EXERCISE:
Review the lines that follow and copy each one that contains the word "kaikki".

TASK MATERIAL:
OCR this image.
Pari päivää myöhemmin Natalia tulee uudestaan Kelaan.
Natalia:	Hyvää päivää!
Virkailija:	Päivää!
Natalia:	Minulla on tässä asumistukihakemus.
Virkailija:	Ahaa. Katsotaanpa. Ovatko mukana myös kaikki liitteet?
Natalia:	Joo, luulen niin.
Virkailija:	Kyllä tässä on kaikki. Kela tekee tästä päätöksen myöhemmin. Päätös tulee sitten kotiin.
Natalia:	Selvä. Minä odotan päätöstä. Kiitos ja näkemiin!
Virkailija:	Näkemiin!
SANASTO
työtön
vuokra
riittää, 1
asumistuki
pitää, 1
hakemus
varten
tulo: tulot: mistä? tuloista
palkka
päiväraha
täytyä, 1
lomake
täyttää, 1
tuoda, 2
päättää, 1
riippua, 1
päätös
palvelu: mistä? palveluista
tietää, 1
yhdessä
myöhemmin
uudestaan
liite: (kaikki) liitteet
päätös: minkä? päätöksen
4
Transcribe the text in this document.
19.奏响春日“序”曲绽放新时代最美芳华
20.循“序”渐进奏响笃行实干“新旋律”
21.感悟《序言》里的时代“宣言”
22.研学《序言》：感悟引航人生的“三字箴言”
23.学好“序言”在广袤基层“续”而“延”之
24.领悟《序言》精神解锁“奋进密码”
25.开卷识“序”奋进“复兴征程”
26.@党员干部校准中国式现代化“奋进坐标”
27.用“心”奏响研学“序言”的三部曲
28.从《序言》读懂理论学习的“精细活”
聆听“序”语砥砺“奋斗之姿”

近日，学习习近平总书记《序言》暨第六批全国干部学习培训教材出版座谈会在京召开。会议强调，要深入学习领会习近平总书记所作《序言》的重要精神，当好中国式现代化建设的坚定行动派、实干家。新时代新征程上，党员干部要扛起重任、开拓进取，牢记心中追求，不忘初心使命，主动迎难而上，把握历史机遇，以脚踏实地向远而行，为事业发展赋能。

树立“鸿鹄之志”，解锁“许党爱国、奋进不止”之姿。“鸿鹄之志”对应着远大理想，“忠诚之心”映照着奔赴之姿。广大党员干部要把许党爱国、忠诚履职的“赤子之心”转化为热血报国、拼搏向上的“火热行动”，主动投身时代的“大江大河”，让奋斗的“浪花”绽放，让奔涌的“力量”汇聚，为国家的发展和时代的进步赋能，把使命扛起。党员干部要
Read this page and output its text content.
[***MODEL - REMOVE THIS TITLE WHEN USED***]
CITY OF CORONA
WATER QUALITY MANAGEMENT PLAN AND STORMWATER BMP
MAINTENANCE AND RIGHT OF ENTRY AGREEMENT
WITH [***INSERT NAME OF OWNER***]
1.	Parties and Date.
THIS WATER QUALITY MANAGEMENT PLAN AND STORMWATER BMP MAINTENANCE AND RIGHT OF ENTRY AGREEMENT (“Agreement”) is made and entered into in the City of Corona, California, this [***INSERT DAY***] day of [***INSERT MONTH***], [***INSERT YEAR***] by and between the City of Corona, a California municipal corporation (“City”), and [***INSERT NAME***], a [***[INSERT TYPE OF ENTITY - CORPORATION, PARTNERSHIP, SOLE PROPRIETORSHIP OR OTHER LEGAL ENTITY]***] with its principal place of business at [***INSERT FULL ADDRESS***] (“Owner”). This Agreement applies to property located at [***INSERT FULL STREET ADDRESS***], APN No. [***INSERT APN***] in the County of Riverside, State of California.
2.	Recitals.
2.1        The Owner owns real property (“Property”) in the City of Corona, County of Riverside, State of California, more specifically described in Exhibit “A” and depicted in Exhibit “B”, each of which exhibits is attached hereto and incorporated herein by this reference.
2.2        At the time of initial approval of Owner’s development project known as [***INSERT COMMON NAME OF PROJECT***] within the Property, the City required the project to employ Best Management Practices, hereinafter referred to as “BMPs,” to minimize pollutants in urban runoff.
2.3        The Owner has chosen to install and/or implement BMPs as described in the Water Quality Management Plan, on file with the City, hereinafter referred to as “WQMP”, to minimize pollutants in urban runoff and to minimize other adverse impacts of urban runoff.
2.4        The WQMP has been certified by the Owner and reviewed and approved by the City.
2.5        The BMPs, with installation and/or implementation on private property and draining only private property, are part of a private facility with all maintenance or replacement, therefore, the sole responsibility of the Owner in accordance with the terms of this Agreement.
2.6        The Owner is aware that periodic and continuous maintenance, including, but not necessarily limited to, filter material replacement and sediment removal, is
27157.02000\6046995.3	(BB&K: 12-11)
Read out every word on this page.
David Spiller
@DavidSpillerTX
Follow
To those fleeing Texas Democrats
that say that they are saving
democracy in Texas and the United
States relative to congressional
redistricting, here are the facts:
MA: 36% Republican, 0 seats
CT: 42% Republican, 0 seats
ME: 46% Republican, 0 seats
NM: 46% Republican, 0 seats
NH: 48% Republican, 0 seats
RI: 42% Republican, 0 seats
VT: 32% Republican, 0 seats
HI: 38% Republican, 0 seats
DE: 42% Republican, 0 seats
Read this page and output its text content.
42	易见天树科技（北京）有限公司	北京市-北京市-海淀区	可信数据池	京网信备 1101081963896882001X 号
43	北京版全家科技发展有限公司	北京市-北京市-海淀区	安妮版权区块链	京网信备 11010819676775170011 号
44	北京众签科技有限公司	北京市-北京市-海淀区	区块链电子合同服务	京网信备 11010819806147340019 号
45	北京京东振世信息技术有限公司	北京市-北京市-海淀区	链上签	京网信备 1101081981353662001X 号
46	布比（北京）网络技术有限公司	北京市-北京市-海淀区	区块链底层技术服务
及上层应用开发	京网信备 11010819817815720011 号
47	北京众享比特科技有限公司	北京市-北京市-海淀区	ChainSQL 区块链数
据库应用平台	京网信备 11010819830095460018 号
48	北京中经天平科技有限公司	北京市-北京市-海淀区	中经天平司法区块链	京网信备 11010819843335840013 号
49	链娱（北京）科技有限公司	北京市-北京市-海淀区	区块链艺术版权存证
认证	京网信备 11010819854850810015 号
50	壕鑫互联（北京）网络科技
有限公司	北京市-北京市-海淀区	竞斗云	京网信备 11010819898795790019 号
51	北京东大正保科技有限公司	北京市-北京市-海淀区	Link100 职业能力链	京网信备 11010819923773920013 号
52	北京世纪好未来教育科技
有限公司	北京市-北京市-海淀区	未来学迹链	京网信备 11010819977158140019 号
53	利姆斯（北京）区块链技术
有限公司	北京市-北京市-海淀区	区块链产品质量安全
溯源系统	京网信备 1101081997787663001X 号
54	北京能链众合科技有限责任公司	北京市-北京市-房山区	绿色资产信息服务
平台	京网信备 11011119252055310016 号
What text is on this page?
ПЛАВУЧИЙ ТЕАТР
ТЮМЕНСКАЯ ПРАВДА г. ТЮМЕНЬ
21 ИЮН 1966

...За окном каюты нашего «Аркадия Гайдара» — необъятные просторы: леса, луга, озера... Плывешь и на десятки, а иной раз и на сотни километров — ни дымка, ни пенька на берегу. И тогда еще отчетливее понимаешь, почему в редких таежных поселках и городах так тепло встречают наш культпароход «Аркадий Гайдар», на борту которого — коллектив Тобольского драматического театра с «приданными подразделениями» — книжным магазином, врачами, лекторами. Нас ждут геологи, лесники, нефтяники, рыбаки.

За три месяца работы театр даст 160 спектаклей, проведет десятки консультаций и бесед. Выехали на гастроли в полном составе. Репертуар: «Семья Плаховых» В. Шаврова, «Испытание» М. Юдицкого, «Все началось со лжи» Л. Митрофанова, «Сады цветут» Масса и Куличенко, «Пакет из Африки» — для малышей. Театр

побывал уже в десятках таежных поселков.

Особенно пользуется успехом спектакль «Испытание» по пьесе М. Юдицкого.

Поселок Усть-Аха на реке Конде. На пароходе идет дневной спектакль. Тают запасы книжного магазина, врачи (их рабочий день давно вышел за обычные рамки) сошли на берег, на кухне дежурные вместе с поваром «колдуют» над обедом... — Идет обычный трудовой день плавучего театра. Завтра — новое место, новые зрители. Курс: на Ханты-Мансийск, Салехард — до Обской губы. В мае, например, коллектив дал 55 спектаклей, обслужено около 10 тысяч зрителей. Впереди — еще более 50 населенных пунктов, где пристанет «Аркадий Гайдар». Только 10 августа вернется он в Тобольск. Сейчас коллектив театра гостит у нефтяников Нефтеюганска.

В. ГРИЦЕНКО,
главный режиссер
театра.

SOLVED PROBLEM:
Virkailija:	Ahaa. Katsotaanpa. Ovatko mukana myös kaikki liitteet?
Virkailija:	Kyllä tässä on kaikki. Kela tekee tästä päätöksen myöhemmin. Päätös tulee sitten kotiin.
liite: (kaikki) liitteet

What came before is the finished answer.